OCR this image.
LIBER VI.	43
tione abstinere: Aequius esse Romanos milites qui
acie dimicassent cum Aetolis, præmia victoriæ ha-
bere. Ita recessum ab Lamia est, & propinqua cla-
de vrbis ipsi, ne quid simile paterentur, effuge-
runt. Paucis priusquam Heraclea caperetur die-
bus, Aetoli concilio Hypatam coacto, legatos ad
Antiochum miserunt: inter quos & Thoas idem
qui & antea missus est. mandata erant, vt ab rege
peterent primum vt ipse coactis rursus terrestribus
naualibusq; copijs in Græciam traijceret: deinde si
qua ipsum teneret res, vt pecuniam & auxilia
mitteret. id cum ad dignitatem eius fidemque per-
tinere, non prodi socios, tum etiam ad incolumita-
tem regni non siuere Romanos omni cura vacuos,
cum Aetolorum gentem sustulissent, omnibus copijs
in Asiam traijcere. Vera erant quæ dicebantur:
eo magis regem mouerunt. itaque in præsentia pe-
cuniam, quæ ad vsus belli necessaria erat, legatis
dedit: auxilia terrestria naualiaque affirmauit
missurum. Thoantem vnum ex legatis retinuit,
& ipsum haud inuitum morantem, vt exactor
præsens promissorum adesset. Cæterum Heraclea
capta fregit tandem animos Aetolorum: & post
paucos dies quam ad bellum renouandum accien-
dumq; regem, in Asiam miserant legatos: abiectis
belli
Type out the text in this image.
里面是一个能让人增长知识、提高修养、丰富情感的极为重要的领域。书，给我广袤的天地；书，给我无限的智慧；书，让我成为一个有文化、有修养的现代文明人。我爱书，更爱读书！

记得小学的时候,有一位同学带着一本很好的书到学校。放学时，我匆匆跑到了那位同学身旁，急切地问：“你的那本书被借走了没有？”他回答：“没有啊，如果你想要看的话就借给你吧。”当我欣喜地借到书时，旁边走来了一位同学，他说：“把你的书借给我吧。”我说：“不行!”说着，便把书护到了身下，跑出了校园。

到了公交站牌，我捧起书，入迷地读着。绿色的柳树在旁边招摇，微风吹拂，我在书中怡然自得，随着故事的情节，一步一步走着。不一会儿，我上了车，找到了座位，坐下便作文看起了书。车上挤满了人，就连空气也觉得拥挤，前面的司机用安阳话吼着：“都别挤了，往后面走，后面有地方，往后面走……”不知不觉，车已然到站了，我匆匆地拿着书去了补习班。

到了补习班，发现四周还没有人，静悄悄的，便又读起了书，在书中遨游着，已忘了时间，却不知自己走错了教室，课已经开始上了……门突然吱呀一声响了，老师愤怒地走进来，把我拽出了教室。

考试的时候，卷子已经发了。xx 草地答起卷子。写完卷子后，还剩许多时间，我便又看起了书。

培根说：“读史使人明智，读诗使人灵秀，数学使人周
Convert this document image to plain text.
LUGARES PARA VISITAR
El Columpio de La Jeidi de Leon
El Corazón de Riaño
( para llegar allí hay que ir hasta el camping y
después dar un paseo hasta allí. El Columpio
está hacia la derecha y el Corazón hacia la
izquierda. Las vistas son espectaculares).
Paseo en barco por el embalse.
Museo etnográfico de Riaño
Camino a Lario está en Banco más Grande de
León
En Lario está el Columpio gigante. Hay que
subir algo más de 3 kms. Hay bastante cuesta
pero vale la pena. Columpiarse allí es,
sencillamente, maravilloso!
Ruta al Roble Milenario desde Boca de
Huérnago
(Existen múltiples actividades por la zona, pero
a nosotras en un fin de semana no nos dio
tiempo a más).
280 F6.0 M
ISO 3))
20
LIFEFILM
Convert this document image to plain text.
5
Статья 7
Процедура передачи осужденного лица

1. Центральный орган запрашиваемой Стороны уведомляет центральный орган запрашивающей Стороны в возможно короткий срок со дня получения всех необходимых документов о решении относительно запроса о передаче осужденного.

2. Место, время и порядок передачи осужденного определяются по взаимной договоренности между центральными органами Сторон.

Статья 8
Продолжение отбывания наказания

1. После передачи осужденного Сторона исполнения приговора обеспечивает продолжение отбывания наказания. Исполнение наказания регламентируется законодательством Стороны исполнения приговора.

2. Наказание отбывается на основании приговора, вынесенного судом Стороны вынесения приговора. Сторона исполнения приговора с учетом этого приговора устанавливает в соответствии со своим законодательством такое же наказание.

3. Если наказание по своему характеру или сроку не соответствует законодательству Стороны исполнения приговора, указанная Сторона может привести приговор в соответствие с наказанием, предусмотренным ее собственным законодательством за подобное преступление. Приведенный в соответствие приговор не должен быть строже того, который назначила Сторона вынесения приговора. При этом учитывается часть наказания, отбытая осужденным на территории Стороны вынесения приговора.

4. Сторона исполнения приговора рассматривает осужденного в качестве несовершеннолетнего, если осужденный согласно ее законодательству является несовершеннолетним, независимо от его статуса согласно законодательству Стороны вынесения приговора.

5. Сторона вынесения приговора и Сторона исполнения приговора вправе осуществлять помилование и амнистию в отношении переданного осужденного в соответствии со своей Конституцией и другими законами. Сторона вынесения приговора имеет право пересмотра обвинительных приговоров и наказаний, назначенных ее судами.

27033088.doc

___

PROBLEM DESCRIPTION:
Filter the entries above down to the lines containing the word "Asiam".

WRITTEN ANSWER:
in Asiam traijcere. Vera erant quæ dicebantur:
dumq; regem, in Asiam miserant legatos: abiectis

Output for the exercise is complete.